* [Data listing]

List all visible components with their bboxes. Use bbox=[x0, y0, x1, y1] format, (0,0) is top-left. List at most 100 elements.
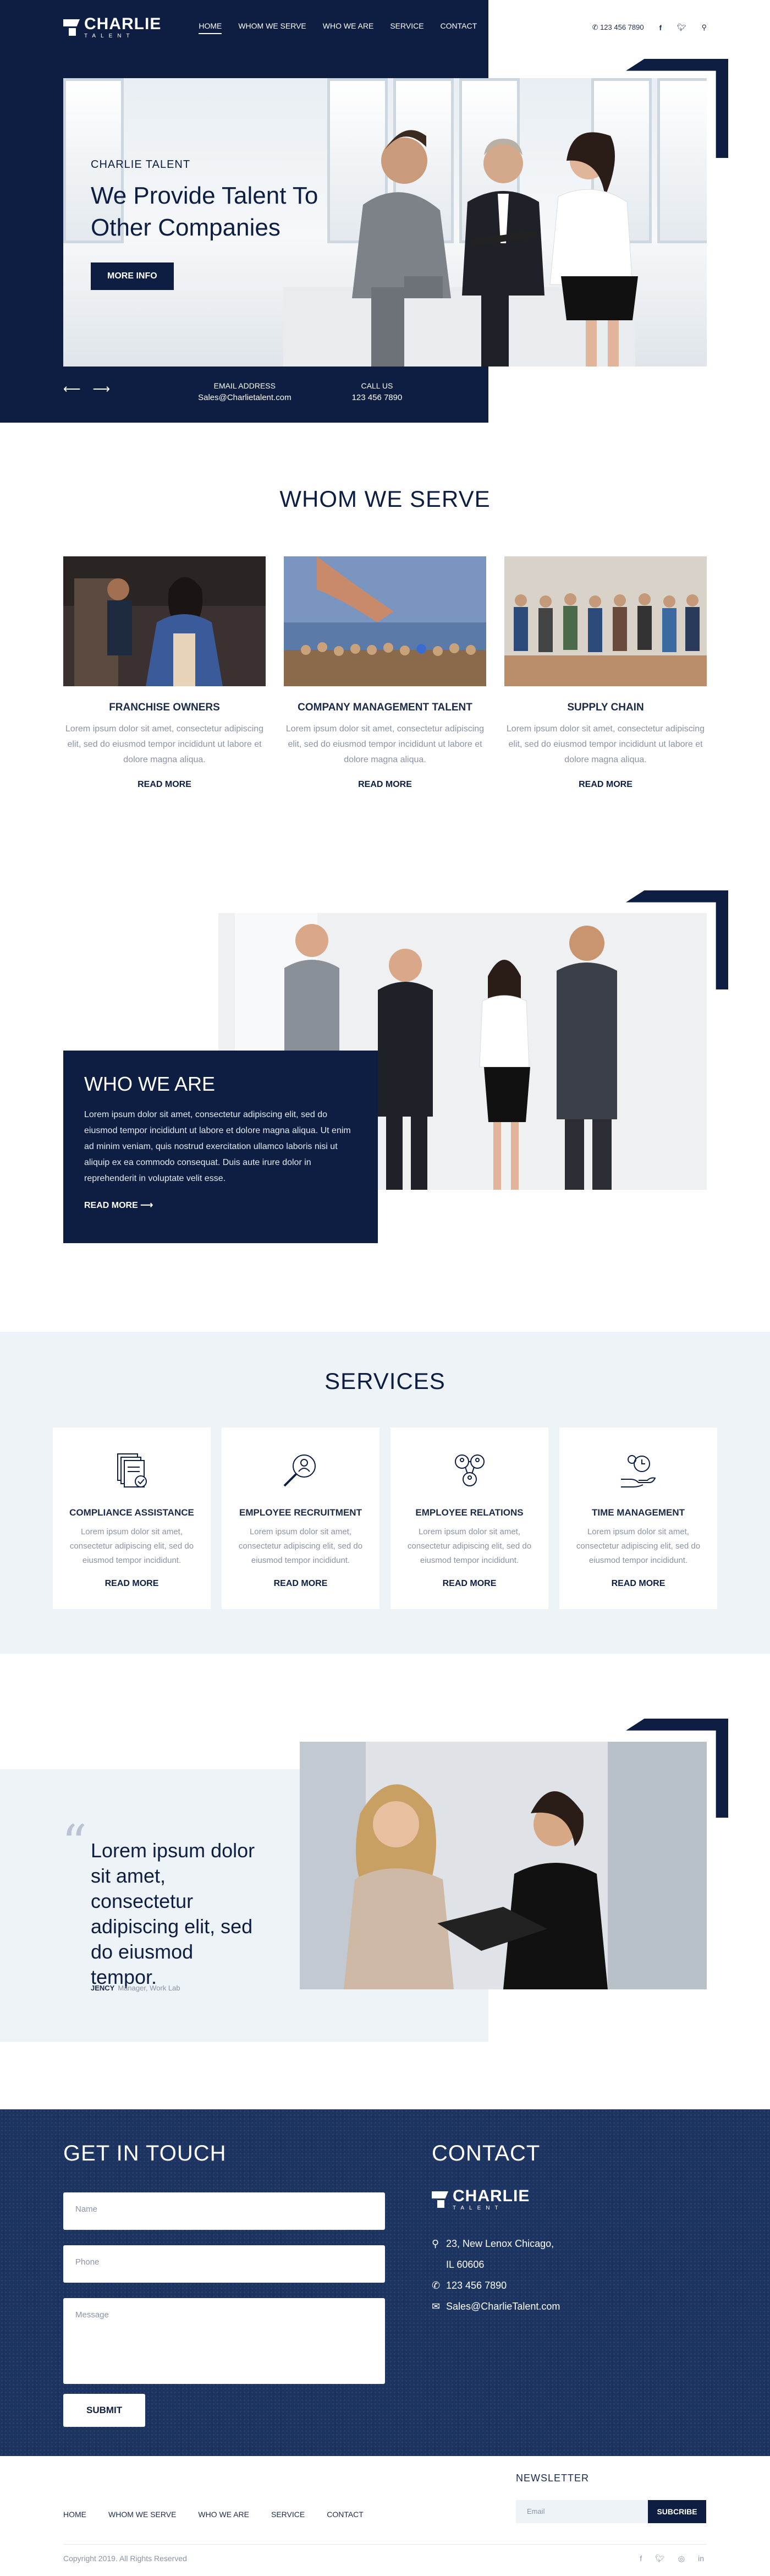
footer-divider bbox=[63, 2544, 707, 2545]
hero-section: CHARLIE TALENT HOME WHOM WE SERVE WHO WE… bbox=[0, 0, 770, 471]
whom-card: FRANCHISE OWNERS Lorem ipsum dolor sit a… bbox=[63, 556, 266, 790]
instagram-icon[interactable]: ◎ bbox=[678, 2554, 685, 2563]
testimonial-image bbox=[300, 1742, 707, 1989]
service-card: TIME MANAGEMENT Lorem ipsum dolor sit am… bbox=[559, 1428, 717, 1609]
hero-text-block: CHARLIE TALENT We Provide Talent To Othe… bbox=[91, 158, 355, 290]
more-info-button[interactable]: MORE INFO bbox=[91, 262, 174, 290]
who-title: WHO WE ARE bbox=[84, 1073, 216, 1095]
facebook-icon[interactable]: f bbox=[659, 24, 662, 32]
contact-title: CONTACT bbox=[432, 2141, 541, 2165]
phone-field[interactable]: Phone bbox=[63, 2245, 385, 2283]
footer-nav-home[interactable]: HOME bbox=[63, 2510, 86, 2519]
arrow-right-icon[interactable]: ⟶ bbox=[93, 382, 111, 396]
whom-cards: FRANCHISE OWNERS Lorem ipsum dolor sit a… bbox=[63, 556, 707, 790]
nav-item-home[interactable]: HOME bbox=[199, 21, 222, 34]
people-network-icon bbox=[454, 1454, 485, 1486]
card-title: FRANCHISE OWNERS bbox=[109, 702, 220, 713]
footer-nav-who-we-are[interactable]: WHO WE ARE bbox=[198, 2510, 249, 2519]
address-line-1: 23, New Lenox Chicago, bbox=[446, 2238, 554, 2249]
testimonial-author: JENCY Manager, Work Lab bbox=[91, 1984, 180, 1992]
submit-button[interactable]: SUBMIT bbox=[63, 2394, 146, 2427]
author-role: Manager, Work Lab bbox=[118, 1984, 180, 1992]
hero-email-info: EMAIL ADDRESS Sales@Charlietalent.com bbox=[198, 380, 291, 404]
read-more-link[interactable]: READ MORE bbox=[504, 780, 707, 790]
logo-mark-icon bbox=[432, 2191, 448, 2208]
main-nav: HOME WHOM WE SERVE WHO WE ARE SERVICE CO… bbox=[199, 21, 477, 34]
read-more-link[interactable]: READ MORE bbox=[63, 780, 266, 790]
linkedin-icon[interactable]: in bbox=[698, 2554, 704, 2563]
name-field[interactable]: Name bbox=[63, 2192, 385, 2230]
hero-phone-info: CALL US 123 456 7890 bbox=[352, 380, 403, 404]
top-navigation-bar: CHARLIE TALENT HOME WHOM WE SERVE WHO WE… bbox=[63, 16, 707, 39]
read-more-link[interactable]: READ MORE bbox=[391, 1579, 548, 1589]
brand-subtitle: TALENT bbox=[84, 33, 135, 39]
supply-chain-image bbox=[504, 556, 707, 686]
brand-name: CHARLIE bbox=[453, 2187, 530, 2205]
nav-item-contact[interactable]: CONTACT bbox=[441, 21, 477, 34]
message-field[interactable]: Message bbox=[63, 2298, 385, 2384]
card-text: Lorem ipsum dolor sit amet, consectetur … bbox=[238, 1527, 363, 1565]
magnifier-person-icon bbox=[283, 1454, 316, 1487]
quote-icon: “ bbox=[62, 1814, 87, 1872]
card-title: COMPLIANCE ASSISTANCE bbox=[69, 1507, 194, 1518]
phone-icon: ✆ bbox=[592, 23, 601, 31]
nav-item-who-we-are[interactable]: WHO WE ARE bbox=[323, 21, 374, 34]
email-link[interactable]: Sales@Charlietalent.com bbox=[198, 392, 291, 404]
get-in-touch-form: GET IN TOUCH Name Phone Message SUBMIT bbox=[63, 2141, 385, 2427]
services-cards: COMPLIANCE ASSISTANCE Lorem ipsum dolor … bbox=[53, 1428, 717, 1609]
call-label: CALL US bbox=[361, 381, 393, 390]
service-card: EMPLOYEE RELATIONS Lorem ipsum dolor sit… bbox=[391, 1428, 548, 1609]
hero-kicker: CHARLIE TALENT bbox=[91, 158, 191, 171]
who-text: Lorem ipsum dolor sit amet, consectetur … bbox=[84, 1110, 351, 1183]
nav-item-service[interactable]: SERVICE bbox=[390, 21, 424, 34]
card-text: Lorem ipsum dolor sit amet, consectetur … bbox=[407, 1527, 532, 1565]
newsletter-title: NEWSLETTER bbox=[516, 2473, 590, 2484]
services-section: SERVICES COMPLIANCE ASSISTANCE Lorem ips… bbox=[0, 1332, 770, 1654]
who-we-are-section: WHO WE ARE Lorem ipsum dolor sit amet, c… bbox=[0, 861, 770, 1332]
read-more-link[interactable]: READ MORE bbox=[284, 780, 486, 790]
envelope-icon: ✉ bbox=[432, 2301, 441, 2312]
service-card: EMPLOYEE RECRUITMENT Lorem ipsum dolor s… bbox=[222, 1428, 380, 1609]
phone-link[interactable]: 123 456 7890 bbox=[352, 392, 403, 404]
read-more-link[interactable]: READ MORE bbox=[222, 1579, 380, 1589]
header-phone[interactable]: ✆ 123 456 7890 bbox=[592, 23, 644, 32]
card-text: Lorem ipsum dolor sit amet, consectetur … bbox=[65, 724, 264, 764]
footer-nav-whom-we-serve[interactable]: WHOM WE SERVE bbox=[108, 2510, 176, 2519]
who-we-are-card: WHO WE ARE Lorem ipsum dolor sit amet, c… bbox=[63, 1051, 378, 1243]
section-title: SERVICES bbox=[324, 1368, 446, 1394]
footer-logo: CHARLIE TALENT bbox=[432, 2188, 707, 2211]
card-title: SUPPLY CHAIN bbox=[567, 702, 644, 713]
read-more-link[interactable]: READ MORE ⟶ bbox=[84, 1200, 357, 1211]
footer-nav-contact[interactable]: CONTACT bbox=[327, 2510, 364, 2519]
brand-name: CHARLIE bbox=[84, 15, 162, 33]
subscribe-button[interactable]: SUBCRIBE bbox=[648, 2500, 706, 2523]
card-text: Lorem ipsum dolor sit amet, consectetur … bbox=[285, 724, 485, 764]
brand-logo[interactable]: CHARLIE TALENT bbox=[63, 16, 161, 39]
company-management-image bbox=[284, 556, 486, 686]
facebook-icon[interactable]: f bbox=[640, 2554, 642, 2563]
read-more-link[interactable]: READ MORE bbox=[559, 1579, 717, 1589]
footer-nav-service[interactable]: SERVICE bbox=[271, 2510, 305, 2519]
card-text: Lorem ipsum dolor sit amet, consectetur … bbox=[69, 1527, 194, 1565]
address-line-2: IL 60606 bbox=[446, 2259, 485, 2270]
footer-nav: HOME WHOM WE SERVE WHO WE ARE SERVICE CO… bbox=[63, 2510, 364, 2519]
contact-email[interactable]: Sales@CharlieTalent.com bbox=[446, 2296, 560, 2317]
newsletter-email-input[interactable]: Email bbox=[516, 2500, 648, 2523]
hero-title: We Provide Talent To Other Companies bbox=[91, 182, 318, 241]
arrow-left-icon[interactable]: ⟵ bbox=[63, 382, 81, 396]
phone-icon: ✆ bbox=[432, 2280, 441, 2291]
franchise-owners-image bbox=[63, 556, 266, 686]
card-title: EMPLOYEE RELATIONS bbox=[415, 1507, 524, 1518]
footer-social-icons: f 🐦︎ ◎ in bbox=[640, 2554, 704, 2563]
search-icon[interactable]: ⚲ bbox=[701, 23, 707, 32]
brand-subtitle: TALENT bbox=[453, 2205, 503, 2211]
nav-item-whom-we-serve[interactable]: WHOM WE SERVE bbox=[238, 21, 306, 34]
author-name: JENCY bbox=[91, 1984, 115, 1992]
contact-phone[interactable]: 123 456 7890 bbox=[446, 2275, 507, 2296]
logo-mark-icon bbox=[63, 19, 80, 36]
read-more-link[interactable]: READ MORE bbox=[53, 1579, 211, 1589]
section-title: WHOM WE SERVE bbox=[279, 486, 491, 512]
service-card: COMPLIANCE ASSISTANCE Lorem ipsum dolor … bbox=[53, 1428, 211, 1609]
twitter-icon[interactable]: 🐦︎ bbox=[655, 2554, 665, 2563]
twitter-icon[interactable]: 🐦︎ bbox=[677, 23, 686, 32]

* [Given instruction]
Turn everything from the line containing "footer-divider bbox=[63, 2544, 707, 2545]" down to the line containing "instagram-icon[interactable]: ◎ bbox=[678, 2554, 685, 2563]" in the records into a Markdown table with the columns Row and Entry, one numbered row per line and no blank lines.

* [Full answer]
| Row | Entry |
|---|---|
| 1 | footer-divider bbox=[63, 2544, 707, 2545] |
| 2 | hero-section: CHARLIE TALENT HOME WHOM WE SERVE WHO WE… bbox=[0, 0, 770, 471] |
| 3 | whom-card: FRANCHISE OWNERS Lorem ipsum dolor sit a… bbox=[63, 556, 266, 790] |
| 4 | instagram-icon[interactable]: ◎ bbox=[678, 2554, 685, 2563] |